─── Input data ───

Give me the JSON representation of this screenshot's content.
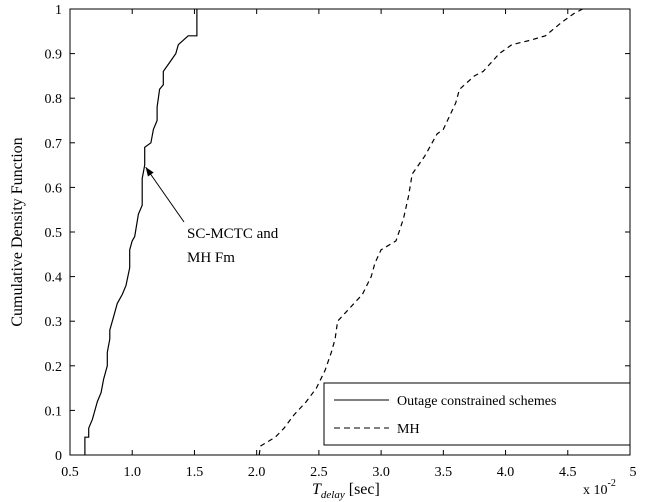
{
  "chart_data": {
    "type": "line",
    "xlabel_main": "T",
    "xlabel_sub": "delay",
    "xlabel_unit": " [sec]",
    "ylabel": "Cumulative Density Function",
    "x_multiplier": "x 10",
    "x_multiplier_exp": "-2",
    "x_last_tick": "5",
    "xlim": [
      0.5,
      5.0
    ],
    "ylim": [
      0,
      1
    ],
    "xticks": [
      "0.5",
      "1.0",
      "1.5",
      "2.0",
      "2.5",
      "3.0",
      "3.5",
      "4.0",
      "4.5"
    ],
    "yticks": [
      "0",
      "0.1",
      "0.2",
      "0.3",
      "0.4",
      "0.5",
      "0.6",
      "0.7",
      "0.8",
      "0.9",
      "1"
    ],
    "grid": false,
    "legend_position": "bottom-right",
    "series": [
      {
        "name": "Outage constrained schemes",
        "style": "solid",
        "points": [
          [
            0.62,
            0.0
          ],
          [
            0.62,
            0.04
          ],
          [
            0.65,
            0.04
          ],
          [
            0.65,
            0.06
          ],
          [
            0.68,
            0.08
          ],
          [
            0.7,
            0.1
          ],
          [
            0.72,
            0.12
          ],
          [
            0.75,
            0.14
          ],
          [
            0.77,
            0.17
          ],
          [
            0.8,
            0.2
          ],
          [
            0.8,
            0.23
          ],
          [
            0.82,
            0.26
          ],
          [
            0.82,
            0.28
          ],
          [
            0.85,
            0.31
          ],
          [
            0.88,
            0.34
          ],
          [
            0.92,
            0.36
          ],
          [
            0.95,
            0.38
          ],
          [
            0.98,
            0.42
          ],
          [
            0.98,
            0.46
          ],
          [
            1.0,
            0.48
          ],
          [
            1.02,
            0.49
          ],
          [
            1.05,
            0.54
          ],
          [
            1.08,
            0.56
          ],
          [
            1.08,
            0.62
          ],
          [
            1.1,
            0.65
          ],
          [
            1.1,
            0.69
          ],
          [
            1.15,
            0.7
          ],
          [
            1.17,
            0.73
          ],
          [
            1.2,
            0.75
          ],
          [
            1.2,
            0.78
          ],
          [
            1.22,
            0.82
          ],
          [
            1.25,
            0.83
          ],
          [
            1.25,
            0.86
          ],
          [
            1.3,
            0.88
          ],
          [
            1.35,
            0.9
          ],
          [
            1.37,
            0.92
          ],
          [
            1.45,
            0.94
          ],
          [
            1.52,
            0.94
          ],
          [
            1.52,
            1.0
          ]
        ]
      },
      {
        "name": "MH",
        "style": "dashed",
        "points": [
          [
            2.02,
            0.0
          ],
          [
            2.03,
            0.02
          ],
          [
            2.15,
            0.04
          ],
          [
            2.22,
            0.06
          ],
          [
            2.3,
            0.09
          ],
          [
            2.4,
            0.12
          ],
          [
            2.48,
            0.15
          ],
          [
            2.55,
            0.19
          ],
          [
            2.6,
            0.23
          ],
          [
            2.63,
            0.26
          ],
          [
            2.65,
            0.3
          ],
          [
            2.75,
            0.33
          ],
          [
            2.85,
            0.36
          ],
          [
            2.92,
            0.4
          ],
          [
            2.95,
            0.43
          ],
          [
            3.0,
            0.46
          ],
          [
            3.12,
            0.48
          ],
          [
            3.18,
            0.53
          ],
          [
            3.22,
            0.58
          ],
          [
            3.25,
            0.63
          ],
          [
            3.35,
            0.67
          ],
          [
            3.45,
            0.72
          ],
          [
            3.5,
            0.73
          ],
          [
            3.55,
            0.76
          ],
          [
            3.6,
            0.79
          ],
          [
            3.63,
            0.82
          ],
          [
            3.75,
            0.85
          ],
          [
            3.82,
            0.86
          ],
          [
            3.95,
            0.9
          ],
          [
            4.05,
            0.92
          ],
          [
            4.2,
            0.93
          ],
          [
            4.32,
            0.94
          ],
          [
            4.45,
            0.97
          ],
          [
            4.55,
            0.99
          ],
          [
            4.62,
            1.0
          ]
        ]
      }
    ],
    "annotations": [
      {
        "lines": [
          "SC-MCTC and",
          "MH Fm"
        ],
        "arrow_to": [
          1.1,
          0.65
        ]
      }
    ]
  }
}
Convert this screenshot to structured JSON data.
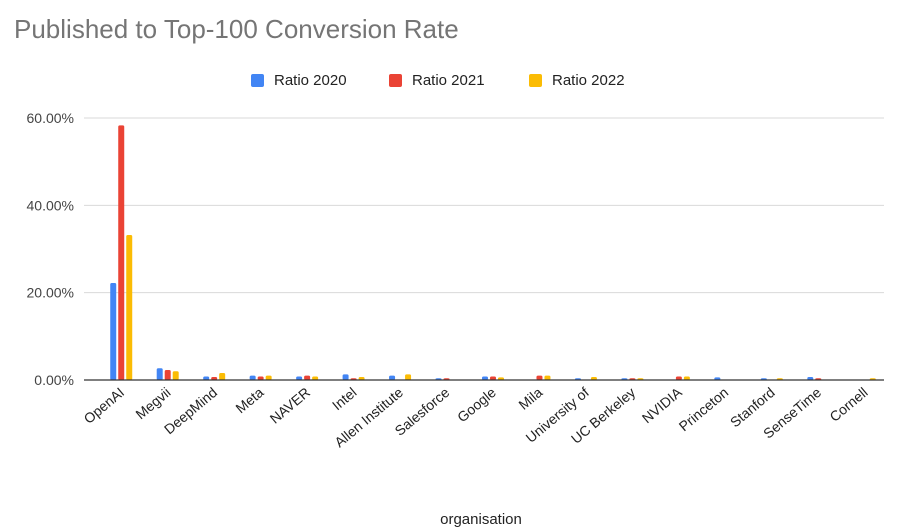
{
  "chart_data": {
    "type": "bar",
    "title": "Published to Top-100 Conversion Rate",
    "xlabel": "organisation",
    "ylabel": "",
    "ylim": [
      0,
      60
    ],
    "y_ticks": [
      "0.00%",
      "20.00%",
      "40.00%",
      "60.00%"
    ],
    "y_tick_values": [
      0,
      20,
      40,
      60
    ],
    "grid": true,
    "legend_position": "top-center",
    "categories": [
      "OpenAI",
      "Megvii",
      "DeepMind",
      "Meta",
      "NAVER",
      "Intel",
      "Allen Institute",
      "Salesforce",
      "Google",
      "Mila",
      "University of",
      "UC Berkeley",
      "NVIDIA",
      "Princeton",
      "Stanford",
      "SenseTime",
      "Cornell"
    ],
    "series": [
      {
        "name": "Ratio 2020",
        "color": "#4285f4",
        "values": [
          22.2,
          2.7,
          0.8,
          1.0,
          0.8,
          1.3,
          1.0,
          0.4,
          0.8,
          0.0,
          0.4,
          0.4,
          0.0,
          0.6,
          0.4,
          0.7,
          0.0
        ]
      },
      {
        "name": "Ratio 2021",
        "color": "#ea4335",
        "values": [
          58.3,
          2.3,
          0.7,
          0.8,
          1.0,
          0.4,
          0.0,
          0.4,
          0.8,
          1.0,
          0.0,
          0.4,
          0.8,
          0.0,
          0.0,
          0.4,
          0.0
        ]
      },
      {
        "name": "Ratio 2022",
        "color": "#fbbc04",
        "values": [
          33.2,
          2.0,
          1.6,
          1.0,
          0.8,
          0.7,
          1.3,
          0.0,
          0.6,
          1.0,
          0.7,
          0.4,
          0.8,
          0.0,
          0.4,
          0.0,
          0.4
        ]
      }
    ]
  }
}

───

Extract the entries in full, exactly as they are, minus the pictures.

> **The answer**
Give me the JSON representation of this screenshot's content.
{
  "chart_data": {
    "type": "line",
    "xlabel_main": "T",
    "xlabel_sub": "delay",
    "xlabel_unit": " [sec]",
    "ylabel": "Cumulative Density Function",
    "x_multiplier": "x 10",
    "x_multiplier_exp": "-2",
    "x_last_tick": "5",
    "xlim": [
      0.5,
      5.0
    ],
    "ylim": [
      0,
      1
    ],
    "xticks": [
      "0.5",
      "1.0",
      "1.5",
      "2.0",
      "2.5",
      "3.0",
      "3.5",
      "4.0",
      "4.5"
    ],
    "yticks": [
      "0",
      "0.1",
      "0.2",
      "0.3",
      "0.4",
      "0.5",
      "0.6",
      "0.7",
      "0.8",
      "0.9",
      "1"
    ],
    "grid": false,
    "legend_position": "bottom-right",
    "series": [
      {
        "name": "Outage constrained schemes",
        "style": "solid",
        "points": [
          [
            0.62,
            0.0
          ],
          [
            0.62,
            0.04
          ],
          [
            0.65,
            0.04
          ],
          [
            0.65,
            0.06
          ],
          [
            0.68,
            0.08
          ],
          [
            0.7,
            0.1
          ],
          [
            0.72,
            0.12
          ],
          [
            0.75,
            0.14
          ],
          [
            0.77,
            0.17
          ],
          [
            0.8,
            0.2
          ],
          [
            0.8,
            0.23
          ],
          [
            0.82,
            0.26
          ],
          [
            0.82,
            0.28
          ],
          [
            0.85,
            0.31
          ],
          [
            0.88,
            0.34
          ],
          [
            0.92,
            0.36
          ],
          [
            0.95,
            0.38
          ],
          [
            0.98,
            0.42
          ],
          [
            0.98,
            0.46
          ],
          [
            1.0,
            0.48
          ],
          [
            1.02,
            0.49
          ],
          [
            1.05,
            0.54
          ],
          [
            1.08,
            0.56
          ],
          [
            1.08,
            0.62
          ],
          [
            1.1,
            0.65
          ],
          [
            1.1,
            0.69
          ],
          [
            1.15,
            0.7
          ],
          [
            1.17,
            0.73
          ],
          [
            1.2,
            0.75
          ],
          [
            1.2,
            0.78
          ],
          [
            1.22,
            0.82
          ],
          [
            1.25,
            0.83
          ],
          [
            1.25,
            0.86
          ],
          [
            1.3,
            0.88
          ],
          [
            1.35,
            0.9
          ],
          [
            1.37,
            0.92
          ],
          [
            1.45,
            0.94
          ],
          [
            1.52,
            0.94
          ],
          [
            1.52,
            1.0
          ]
        ]
      },
      {
        "name": "MH",
        "style": "dashed",
        "points": [
          [
            2.02,
            0.0
          ],
          [
            2.03,
            0.02
          ],
          [
            2.15,
            0.04
          ],
          [
            2.22,
            0.06
          ],
          [
            2.3,
            0.09
          ],
          [
            2.4,
            0.12
          ],
          [
            2.48,
            0.15
          ],
          [
            2.55,
            0.19
          ],
          [
            2.6,
            0.23
          ],
          [
            2.63,
            0.26
          ],
          [
            2.65,
            0.3
          ],
          [
            2.75,
            0.33
          ],
          [
            2.85,
            0.36
          ],
          [
            2.92,
            0.4
          ],
          [
            2.95,
            0.43
          ],
          [
            3.0,
            0.46
          ],
          [
            3.12,
            0.48
          ],
          [
            3.18,
            0.53
          ],
          [
            3.22,
            0.58
          ],
          [
            3.25,
            0.63
          ],
          [
            3.35,
            0.67
          ],
          [
            3.45,
            0.72
          ],
          [
            3.5,
            0.73
          ],
          [
            3.55,
            0.76
          ],
          [
            3.6,
            0.79
          ],
          [
            3.63,
            0.82
          ],
          [
            3.75,
            0.85
          ],
          [
            3.82,
            0.86
          ],
          [
            3.95,
            0.9
          ],
          [
            4.05,
            0.92
          ],
          [
            4.2,
            0.93
          ],
          [
            4.32,
            0.94
          ],
          [
            4.45,
            0.97
          ],
          [
            4.55,
            0.99
          ],
          [
            4.62,
            1.0
          ]
        ]
      }
    ],
    "annotations": [
      {
        "lines": [
          "SC-MCTC and",
          "MH Fm"
        ],
        "arrow_to": [
          1.1,
          0.65
        ]
      }
    ]
  }
}
Convert this screenshot to structured JSON data.
{
  "chart_data": {
    "type": "bar",
    "title": "Published to Top-100 Conversion Rate",
    "xlabel": "organisation",
    "ylabel": "",
    "ylim": [
      0,
      60
    ],
    "y_ticks": [
      "0.00%",
      "20.00%",
      "40.00%",
      "60.00%"
    ],
    "y_tick_values": [
      0,
      20,
      40,
      60
    ],
    "grid": true,
    "legend_position": "top-center",
    "categories": [
      "OpenAI",
      "Megvii",
      "DeepMind",
      "Meta",
      "NAVER",
      "Intel",
      "Allen Institute",
      "Salesforce",
      "Google",
      "Mila",
      "University of",
      "UC Berkeley",
      "NVIDIA",
      "Princeton",
      "Stanford",
      "SenseTime",
      "Cornell"
    ],
    "series": [
      {
        "name": "Ratio 2020",
        "color": "#4285f4",
        "values": [
          22.2,
          2.7,
          0.8,
          1.0,
          0.8,
          1.3,
          1.0,
          0.4,
          0.8,
          0.0,
          0.4,
          0.4,
          0.0,
          0.6,
          0.4,
          0.7,
          0.0
        ]
      },
      {
        "name": "Ratio 2021",
        "color": "#ea4335",
        "values": [
          58.3,
          2.3,
          0.7,
          0.8,
          1.0,
          0.4,
          0.0,
          0.4,
          0.8,
          1.0,
          0.0,
          0.4,
          0.8,
          0.0,
          0.0,
          0.4,
          0.0
        ]
      },
      {
        "name": "Ratio 2022",
        "color": "#fbbc04",
        "values": [
          33.2,
          2.0,
          1.6,
          1.0,
          0.8,
          0.7,
          1.3,
          0.0,
          0.6,
          1.0,
          0.7,
          0.4,
          0.8,
          0.0,
          0.4,
          0.0,
          0.4
        ]
      }
    ]
  }
}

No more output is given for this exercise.